__What you should do__
Please reproduce, character for character, everything from the first of the lines below down to the line containing "- walk-in-tag: Walk-In: [689, 618, 773, 649]", including both of those lines.

__Provided information__
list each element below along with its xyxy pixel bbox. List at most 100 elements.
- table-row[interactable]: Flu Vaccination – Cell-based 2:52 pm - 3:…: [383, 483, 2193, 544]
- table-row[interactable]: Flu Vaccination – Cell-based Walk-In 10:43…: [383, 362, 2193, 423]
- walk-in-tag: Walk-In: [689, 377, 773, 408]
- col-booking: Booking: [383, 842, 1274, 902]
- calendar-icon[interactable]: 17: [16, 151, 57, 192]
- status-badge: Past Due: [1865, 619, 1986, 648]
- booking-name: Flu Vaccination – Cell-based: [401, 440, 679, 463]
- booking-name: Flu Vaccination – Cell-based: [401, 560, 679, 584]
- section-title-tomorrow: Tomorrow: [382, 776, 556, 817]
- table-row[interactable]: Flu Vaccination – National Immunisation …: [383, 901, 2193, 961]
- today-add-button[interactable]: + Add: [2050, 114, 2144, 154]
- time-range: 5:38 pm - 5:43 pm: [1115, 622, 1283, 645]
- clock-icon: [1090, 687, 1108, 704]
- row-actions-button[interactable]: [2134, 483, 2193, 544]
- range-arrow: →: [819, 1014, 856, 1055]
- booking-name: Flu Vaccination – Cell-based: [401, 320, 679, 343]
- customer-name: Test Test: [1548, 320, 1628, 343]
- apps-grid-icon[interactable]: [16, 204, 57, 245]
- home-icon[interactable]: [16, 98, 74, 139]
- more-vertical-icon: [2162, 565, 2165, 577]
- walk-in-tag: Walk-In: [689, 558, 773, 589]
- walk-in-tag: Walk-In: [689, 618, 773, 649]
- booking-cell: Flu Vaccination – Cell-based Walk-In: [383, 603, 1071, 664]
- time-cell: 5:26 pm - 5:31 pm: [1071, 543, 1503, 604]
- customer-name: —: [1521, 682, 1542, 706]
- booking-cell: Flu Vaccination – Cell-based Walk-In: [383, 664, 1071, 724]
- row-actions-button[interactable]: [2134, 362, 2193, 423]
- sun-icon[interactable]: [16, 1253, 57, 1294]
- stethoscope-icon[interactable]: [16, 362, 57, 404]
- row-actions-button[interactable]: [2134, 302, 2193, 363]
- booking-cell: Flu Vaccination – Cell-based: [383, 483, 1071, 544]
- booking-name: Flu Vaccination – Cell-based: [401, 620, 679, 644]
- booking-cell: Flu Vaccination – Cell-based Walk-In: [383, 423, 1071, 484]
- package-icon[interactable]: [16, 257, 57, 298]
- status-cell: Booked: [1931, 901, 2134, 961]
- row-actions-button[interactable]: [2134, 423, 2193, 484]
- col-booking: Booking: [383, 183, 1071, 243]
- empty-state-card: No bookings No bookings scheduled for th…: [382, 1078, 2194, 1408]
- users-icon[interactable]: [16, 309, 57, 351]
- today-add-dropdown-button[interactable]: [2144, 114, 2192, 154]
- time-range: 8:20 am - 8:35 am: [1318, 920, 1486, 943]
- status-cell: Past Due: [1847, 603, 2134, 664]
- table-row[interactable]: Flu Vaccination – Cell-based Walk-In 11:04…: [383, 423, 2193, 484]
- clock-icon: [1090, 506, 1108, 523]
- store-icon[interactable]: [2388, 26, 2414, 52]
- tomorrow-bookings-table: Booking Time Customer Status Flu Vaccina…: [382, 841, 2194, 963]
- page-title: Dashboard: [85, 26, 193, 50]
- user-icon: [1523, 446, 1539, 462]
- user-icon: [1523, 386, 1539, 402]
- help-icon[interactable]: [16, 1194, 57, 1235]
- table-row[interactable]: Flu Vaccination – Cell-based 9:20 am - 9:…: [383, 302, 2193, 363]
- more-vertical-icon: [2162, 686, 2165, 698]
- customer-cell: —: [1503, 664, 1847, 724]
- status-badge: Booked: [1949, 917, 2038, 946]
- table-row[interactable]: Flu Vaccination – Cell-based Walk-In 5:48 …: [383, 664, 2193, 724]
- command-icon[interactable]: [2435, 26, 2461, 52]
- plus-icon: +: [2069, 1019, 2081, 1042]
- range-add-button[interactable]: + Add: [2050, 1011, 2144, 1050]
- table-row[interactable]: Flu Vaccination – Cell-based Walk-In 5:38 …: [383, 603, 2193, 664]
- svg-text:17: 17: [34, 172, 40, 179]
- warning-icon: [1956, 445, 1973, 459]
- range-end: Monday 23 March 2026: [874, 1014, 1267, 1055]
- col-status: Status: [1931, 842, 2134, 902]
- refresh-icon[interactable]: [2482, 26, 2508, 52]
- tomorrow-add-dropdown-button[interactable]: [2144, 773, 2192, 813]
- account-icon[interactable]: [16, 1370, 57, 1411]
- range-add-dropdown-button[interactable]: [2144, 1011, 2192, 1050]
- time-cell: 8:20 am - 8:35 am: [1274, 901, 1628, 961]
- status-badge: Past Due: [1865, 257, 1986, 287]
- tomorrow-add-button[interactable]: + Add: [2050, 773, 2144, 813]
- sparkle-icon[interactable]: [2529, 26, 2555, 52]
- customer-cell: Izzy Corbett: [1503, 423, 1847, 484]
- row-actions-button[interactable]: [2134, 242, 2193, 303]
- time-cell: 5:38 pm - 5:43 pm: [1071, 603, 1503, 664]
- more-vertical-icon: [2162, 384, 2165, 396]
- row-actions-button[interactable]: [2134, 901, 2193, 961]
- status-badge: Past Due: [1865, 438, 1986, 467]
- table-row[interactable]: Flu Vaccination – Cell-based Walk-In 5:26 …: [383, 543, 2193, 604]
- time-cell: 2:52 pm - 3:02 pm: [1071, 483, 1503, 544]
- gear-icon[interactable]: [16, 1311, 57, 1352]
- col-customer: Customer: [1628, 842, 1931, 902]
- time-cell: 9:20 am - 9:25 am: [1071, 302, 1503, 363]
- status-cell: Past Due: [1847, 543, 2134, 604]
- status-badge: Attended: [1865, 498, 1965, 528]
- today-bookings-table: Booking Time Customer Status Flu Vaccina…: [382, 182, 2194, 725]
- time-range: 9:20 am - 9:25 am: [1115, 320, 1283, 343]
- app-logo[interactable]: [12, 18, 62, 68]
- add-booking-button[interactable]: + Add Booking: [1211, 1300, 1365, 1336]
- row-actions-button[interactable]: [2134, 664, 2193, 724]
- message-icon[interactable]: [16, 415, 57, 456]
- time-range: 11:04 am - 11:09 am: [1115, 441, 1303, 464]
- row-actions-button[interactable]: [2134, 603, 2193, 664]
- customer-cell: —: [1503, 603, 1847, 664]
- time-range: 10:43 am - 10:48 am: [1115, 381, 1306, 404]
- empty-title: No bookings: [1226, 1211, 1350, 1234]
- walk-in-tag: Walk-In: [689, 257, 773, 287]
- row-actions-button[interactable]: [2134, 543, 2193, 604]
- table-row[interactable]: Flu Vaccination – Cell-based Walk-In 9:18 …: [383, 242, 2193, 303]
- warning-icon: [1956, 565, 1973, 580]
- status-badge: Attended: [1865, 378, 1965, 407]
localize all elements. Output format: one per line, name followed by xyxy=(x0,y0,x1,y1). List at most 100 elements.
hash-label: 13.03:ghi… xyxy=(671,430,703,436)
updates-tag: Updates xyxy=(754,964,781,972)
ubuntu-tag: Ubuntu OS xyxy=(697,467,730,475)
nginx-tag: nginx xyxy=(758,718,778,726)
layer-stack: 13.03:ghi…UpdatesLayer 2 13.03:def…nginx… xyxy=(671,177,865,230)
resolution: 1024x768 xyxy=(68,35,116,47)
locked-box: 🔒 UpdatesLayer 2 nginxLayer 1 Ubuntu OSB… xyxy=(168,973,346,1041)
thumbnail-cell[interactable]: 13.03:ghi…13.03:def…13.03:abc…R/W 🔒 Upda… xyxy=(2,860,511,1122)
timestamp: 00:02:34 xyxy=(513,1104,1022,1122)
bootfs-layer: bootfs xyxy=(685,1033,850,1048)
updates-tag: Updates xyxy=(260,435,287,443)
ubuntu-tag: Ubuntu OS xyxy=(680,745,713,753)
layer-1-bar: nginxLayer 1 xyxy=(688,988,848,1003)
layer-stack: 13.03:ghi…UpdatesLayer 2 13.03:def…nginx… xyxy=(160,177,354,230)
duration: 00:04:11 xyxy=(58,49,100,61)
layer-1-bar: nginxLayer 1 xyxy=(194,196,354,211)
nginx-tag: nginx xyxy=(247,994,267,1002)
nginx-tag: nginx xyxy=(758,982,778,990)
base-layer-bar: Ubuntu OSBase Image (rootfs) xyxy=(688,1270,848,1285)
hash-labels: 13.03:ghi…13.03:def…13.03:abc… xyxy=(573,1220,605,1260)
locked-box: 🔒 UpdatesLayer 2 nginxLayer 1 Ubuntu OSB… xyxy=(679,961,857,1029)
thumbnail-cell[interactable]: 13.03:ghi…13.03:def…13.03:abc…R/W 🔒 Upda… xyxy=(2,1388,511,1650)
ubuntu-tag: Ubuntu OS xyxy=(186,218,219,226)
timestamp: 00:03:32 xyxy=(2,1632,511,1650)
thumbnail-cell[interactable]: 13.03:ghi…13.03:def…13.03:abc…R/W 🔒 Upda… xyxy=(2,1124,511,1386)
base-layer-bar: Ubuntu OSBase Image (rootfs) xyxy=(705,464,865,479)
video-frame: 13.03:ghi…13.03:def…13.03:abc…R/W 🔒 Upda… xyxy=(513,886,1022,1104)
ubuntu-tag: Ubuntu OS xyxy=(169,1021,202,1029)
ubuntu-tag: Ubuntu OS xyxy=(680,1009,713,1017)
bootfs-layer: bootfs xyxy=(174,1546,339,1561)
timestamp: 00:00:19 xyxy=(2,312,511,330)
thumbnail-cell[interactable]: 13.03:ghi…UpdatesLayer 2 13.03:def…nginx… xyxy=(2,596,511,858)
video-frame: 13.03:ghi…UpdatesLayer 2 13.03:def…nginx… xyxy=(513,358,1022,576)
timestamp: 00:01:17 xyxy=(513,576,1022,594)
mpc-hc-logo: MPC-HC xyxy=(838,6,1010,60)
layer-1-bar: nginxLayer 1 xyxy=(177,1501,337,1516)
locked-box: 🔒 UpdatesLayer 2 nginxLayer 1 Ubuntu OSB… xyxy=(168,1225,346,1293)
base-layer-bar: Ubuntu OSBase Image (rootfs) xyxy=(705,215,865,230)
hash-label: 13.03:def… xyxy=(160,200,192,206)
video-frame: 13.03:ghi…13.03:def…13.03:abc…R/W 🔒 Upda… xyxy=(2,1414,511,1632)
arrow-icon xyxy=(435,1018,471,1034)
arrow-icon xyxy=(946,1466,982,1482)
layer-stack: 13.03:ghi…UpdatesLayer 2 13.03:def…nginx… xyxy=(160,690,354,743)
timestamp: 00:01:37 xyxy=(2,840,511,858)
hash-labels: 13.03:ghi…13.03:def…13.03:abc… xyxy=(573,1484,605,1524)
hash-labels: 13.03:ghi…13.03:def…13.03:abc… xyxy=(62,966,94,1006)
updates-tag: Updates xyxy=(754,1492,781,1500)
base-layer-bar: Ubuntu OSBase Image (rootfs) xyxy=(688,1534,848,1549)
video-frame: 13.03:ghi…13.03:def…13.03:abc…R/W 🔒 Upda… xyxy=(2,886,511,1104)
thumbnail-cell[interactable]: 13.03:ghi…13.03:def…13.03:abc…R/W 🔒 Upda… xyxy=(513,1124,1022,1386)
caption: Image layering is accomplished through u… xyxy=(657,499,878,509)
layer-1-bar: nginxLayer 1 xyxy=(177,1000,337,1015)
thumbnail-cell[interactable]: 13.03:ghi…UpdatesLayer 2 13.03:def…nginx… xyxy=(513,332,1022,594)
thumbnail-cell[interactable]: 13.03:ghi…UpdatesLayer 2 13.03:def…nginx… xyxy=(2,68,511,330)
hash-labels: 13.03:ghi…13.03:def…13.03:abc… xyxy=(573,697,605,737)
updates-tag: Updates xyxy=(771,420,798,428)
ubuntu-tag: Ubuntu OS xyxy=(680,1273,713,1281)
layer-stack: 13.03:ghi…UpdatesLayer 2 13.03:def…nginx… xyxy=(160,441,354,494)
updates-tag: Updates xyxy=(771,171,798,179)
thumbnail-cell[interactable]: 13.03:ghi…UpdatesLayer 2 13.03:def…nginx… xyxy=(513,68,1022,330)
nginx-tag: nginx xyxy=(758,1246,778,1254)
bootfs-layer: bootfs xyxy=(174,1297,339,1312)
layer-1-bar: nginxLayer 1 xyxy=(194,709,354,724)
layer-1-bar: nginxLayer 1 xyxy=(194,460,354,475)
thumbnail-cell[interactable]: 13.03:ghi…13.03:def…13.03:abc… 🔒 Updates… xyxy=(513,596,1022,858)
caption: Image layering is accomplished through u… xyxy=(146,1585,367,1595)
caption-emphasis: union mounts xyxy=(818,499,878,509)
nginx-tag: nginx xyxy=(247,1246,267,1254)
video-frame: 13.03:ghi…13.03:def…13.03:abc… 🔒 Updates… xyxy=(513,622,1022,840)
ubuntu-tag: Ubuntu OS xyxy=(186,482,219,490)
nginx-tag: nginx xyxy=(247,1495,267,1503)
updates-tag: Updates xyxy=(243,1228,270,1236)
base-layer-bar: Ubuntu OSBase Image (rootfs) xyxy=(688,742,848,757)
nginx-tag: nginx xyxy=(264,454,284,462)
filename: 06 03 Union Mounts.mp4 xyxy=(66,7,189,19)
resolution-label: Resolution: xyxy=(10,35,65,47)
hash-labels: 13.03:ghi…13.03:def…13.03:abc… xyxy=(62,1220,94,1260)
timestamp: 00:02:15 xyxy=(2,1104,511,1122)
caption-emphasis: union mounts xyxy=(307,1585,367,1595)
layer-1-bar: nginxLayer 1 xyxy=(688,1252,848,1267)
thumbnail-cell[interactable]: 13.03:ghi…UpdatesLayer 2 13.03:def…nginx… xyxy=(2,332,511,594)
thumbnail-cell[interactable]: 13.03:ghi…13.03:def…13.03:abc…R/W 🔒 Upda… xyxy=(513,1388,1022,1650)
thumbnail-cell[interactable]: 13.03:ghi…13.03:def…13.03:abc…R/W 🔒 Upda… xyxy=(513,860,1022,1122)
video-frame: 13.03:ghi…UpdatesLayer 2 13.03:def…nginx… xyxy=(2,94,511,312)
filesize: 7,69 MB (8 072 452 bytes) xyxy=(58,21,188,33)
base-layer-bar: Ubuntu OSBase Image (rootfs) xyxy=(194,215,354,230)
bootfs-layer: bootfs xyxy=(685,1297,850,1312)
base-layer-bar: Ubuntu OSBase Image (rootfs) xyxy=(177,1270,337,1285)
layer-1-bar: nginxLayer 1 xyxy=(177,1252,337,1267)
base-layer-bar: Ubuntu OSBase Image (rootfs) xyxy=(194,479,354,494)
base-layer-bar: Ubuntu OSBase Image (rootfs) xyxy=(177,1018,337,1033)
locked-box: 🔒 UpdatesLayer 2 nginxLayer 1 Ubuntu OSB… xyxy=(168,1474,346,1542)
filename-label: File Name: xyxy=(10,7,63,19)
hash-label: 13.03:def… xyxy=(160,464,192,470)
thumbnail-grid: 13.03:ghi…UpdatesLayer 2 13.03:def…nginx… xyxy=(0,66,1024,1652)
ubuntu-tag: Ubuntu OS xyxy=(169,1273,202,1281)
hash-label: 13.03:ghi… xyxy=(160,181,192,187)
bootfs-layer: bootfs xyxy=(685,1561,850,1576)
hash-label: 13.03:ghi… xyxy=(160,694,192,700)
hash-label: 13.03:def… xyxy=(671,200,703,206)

__Written solution__
list each element below along with its xyxy pixel bbox. List at most 100 elements.
- table-row[interactable]: Flu Vaccination – Cell-based 2:52 pm - 3:…: [383, 483, 2193, 544]
- table-row[interactable]: Flu Vaccination – Cell-based Walk-In 10:43…: [383, 362, 2193, 423]
- walk-in-tag: Walk-In: [689, 377, 773, 408]
- col-booking: Booking: [383, 842, 1274, 902]
- calendar-icon[interactable]: 17: [16, 151, 57, 192]
- status-badge: Past Due: [1865, 619, 1986, 648]
- booking-name: Flu Vaccination – Cell-based: [401, 440, 679, 463]
- booking-name: Flu Vaccination – Cell-based: [401, 560, 679, 584]
- section-title-tomorrow: Tomorrow: [382, 776, 556, 817]
- table-row[interactable]: Flu Vaccination – National Immunisation …: [383, 901, 2193, 961]
- today-add-button[interactable]: + Add: [2050, 114, 2144, 154]
- time-range: 5:38 pm - 5:43 pm: [1115, 622, 1283, 645]
- clock-icon: [1090, 687, 1108, 704]
- row-actions-button[interactable]: [2134, 483, 2193, 544]
- range-arrow: →: [819, 1014, 856, 1055]
- booking-name: Flu Vaccination – Cell-based: [401, 320, 679, 343]
- customer-name: Test Test: [1548, 320, 1628, 343]
- apps-grid-icon[interactable]: [16, 204, 57, 245]
- home-icon[interactable]: [16, 98, 74, 139]
- more-vertical-icon: [2162, 565, 2165, 577]
- walk-in-tag: Walk-In: [689, 558, 773, 589]
- walk-in-tag: Walk-In: [689, 618, 773, 649]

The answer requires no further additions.